Brief »
Reproduce the listing that follows with no differences at all.

Entries taken from a collection
(begin)
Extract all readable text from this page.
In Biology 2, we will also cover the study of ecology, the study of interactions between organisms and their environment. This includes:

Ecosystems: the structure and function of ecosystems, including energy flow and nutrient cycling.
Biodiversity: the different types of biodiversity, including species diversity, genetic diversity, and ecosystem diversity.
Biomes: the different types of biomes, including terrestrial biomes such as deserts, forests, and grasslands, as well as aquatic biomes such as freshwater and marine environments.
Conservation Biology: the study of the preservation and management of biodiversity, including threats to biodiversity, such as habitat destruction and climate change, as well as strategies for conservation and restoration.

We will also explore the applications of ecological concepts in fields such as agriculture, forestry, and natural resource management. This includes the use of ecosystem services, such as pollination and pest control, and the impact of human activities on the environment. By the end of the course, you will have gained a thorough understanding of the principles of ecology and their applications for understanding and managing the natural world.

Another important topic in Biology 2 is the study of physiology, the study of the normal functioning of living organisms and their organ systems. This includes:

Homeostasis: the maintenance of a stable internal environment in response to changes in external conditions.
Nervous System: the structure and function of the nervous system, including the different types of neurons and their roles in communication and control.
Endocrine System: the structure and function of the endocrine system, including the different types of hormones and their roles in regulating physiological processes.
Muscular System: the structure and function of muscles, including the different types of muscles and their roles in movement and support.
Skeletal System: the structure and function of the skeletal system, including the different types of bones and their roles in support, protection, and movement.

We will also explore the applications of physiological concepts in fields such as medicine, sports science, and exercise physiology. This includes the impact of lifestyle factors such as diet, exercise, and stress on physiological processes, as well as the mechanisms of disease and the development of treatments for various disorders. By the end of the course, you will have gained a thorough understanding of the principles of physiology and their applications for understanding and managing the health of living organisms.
(end)
Solution to the problem »
Extract all readable text from this page.
In Biology 2, we will also cover the study of ecology, the study of interactions between organisms and their environment. This includes:

Ecosystems: the structure and function of ecosystems, including energy flow and nutrient cycling.
Biodiversity: the different types of biodiversity, including species diversity, genetic diversity, and ecosystem diversity.
Biomes: the different types of biomes, including terrestrial biomes such as deserts, forests, and grasslands, as well as aquatic biomes such as freshwater and marine environments.
Conservation Biology: the study of the preservation and management of biodiversity, including threats to biodiversity, such as habitat destruction and climate change, as well as strategies for conservation and restoration.

We will also explore the applications of ecological concepts in fields such as agriculture, forestry, and natural resource management. This includes the use of ecosystem services, such as pollination and pest control, and the impact of human activities on the environment. By the end of the course, you will have gained a thorough understanding of the principles of ecology and their applications for understanding and managing the natural world.

Another important topic in Biology 2 is the study of physiology, the study of the normal functioning of living organisms and their organ systems. This includes:

Homeostasis: the maintenance of a stable internal environment in response to changes in external conditions.
Nervous System: the structure and function of the nervous system, including the different types of neurons and their roles in communication and control.
Endocrine System: the structure and function of the endocrine system, including the different types of hormones and their roles in regulating physiological processes.
Muscular System: the structure and function of muscles, including the different types of muscles and their roles in movement and support.
Skeletal System: the structure and function of the skeletal system, including the different types of bones and their roles in support, protection, and movement.

We will also explore the applications of physiological concepts in fields such as medicine, sports science, and exercise physiology. This includes the impact of lifestyle factors such as diet, exercise, and stress on physiological processes, as well as the mechanisms of disease and the development of treatments for various disorders. By the end of the course, you will have gained a thorough understanding of the principles of physiology and their applications for understanding and managing the health of living organisms.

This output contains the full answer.